### TRECHO SELECIONADO
+++++
X['FireplaceQu'].replace(np.NaN,'NA',inplace=True)
E redefinir o dataframe X a partir das variáveis que foram removidas:
X = X[var_cat+var_num]
X.shape
(1460, 75)
Chamamos novamente a transformação das variáveis usando o Column Transformer:
X = preprocessor.fit_transform(X)
Para otimizar a Regressão Linear, vamos empregar o método de regularização de Ridge, mudando o parâmetro 'alpha':
from sklearn.linear_model import Ridge
alphas = [0.05, 0.1, 0.3, 1, 3, 5, 10, 15, 20, 25, 30, 50, 75,100]
rmse_ridge = [evaluate_model(Ridge(alpha = alpha), X, y).mean() for alpha in alphas]
plt.figure(figsize=(8,4))
sns.lineplot(x=alphas, y=rmse_ridge, marker='o')
plt.xlabel("alpha")
plt.ylabel("RMSE")
plt.text(25,0.130, f'alpha = {alphas[-6]}, menor RMSE = {min(rmse_ridge):.5}')
plt.show()
Apenas otimizando o hiperparâmetro 'alpha', conseguimos melhorar o desempenho do modelo, diminuindo o RMSE de 0.20495 para 0.12757!
+++++
### DADOS FORNECIDOS
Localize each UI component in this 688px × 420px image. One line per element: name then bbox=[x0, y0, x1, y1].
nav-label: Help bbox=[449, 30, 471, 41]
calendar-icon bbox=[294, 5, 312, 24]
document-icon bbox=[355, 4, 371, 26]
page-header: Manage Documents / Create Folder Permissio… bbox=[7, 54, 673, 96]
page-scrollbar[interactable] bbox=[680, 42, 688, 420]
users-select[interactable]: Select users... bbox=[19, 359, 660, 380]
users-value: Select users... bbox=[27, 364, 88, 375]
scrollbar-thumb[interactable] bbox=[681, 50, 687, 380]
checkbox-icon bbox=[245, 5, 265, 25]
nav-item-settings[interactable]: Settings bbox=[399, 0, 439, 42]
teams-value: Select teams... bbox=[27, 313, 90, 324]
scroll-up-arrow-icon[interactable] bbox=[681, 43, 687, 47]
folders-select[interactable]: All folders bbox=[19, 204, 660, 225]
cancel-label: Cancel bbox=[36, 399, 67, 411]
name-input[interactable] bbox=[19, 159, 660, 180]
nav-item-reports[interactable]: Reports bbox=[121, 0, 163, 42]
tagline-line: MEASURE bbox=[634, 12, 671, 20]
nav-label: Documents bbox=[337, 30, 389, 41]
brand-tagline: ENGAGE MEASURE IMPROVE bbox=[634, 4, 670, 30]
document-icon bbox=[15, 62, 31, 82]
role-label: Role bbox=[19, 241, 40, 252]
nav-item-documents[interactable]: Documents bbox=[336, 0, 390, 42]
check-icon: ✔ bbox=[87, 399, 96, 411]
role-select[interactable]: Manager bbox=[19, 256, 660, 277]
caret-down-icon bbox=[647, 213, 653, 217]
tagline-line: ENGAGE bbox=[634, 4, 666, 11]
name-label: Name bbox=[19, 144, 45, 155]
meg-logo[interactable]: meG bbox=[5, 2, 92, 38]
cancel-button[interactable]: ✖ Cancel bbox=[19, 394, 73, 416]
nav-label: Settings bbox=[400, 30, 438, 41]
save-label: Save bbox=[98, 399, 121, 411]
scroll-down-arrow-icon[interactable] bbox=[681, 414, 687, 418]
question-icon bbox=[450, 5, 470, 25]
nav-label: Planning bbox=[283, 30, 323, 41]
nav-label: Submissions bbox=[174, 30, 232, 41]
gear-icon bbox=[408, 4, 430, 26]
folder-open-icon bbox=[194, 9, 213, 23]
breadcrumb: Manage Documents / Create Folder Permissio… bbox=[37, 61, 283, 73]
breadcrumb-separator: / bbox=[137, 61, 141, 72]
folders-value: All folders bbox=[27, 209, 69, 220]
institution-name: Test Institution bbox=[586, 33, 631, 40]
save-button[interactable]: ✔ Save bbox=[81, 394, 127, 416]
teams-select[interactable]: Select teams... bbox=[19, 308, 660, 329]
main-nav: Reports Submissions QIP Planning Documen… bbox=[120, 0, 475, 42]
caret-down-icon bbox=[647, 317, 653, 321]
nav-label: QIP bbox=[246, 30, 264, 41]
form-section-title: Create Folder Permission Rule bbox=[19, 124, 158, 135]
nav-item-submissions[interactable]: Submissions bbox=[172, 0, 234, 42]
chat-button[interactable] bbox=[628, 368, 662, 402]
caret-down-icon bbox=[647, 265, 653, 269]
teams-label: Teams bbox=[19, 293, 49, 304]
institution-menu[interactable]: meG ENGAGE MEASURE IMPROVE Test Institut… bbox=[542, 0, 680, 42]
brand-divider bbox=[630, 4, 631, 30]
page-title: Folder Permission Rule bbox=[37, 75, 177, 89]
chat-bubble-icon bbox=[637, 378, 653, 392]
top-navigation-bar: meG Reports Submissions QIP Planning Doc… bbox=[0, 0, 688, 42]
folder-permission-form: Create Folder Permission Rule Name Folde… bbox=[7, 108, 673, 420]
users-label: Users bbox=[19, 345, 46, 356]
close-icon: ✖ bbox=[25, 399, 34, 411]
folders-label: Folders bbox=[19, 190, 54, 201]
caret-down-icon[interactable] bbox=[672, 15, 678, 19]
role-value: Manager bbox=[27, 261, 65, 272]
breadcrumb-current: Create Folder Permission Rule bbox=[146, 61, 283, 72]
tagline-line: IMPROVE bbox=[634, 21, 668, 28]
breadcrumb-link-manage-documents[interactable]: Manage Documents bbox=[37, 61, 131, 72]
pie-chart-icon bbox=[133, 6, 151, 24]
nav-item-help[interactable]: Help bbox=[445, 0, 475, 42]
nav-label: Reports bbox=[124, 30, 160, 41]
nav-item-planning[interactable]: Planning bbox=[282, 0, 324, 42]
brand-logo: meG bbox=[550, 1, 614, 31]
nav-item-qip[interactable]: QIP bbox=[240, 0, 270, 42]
+++++
### REQUISITOS
1 > Por favor, liste todas as funções de plt chamadas no trecho selecionado.
2 > Segundo o trecho selecionado, para qual valor caiu o RMSE depois da otimização do hiperparâmetro 'alpha'?
3 > Escreva a continuação do trecho sobre a otimização da Regressão Linear com Ridge, a partir da última frase apresentada.

### RESPOSTAS POR TAREFA
1 > plt.figure, plt.xlabel, plt.ylabel, plt.text, plt.show

2 > Para 0.12757.

3 >
Tentaremos otimizar a Regressão Linear empregando a regularização Lasso:
from sklearn import linear_model
alphas = [0.0001,0.0002,0.0003,0.0004,0.0005,0.00075,0.00085,0.001,0.0015,0.0020]
rmse_lasso = [evaluate_model(linear_model.Lasso(alpha=alpha), X, y).mean() for alpha in alphas]
plt.figure(figsize=(8,4))
sns.lineplot(x=alphas, y=rmse_lasso, marker='o')
plt.xlabel("alpha")
plt.ylabel("RMSE")
plt.text(0.0005,0.13, f'Alpha = {alphas[-5]}, menor RMSE = {min(rmse_lasso):.5}')
plt.show()
Vemos que a Regressão Lasso encontrou valores ainda menores que a Regressão Ridge (RMSE=0.12643).
Optamos por não tentar otimizar o modelo Random Forest Regressor.
Para melhorar o modelo KNN, vamos avaliar como o parâmetro 'n' impacta no RMSE do modelo.
from sklearn.neighbors import KNeighborsRegressor
n_neighbors = [2,3,4,5,6,7,8,9,10,20,30,40,50]
rmse_knn = [evaluate_model(KNeighborsRegressor(n_neighbors=n, weights='distance'),X,y).mean() for n in n_neighbors]
plt.figure(figsize=(8,4))
sns.lineplot(x=n_neighbors, y=rmse_knn, marker='o')
plt.xlabel("n_neighbors")
plt.ylabel("RMSE")
plt.text(4,0.184, f'n_neighbors = {n_neighbors[6]}, menor RMSE = {min(rmse_knn):.5}')
plt.show()
O modelo KNN obteve RMSE = 0.16977.
Para otimizar o modelo SVR, vamos analisar como RMSE varia em função dos parâmetros C e epsilon.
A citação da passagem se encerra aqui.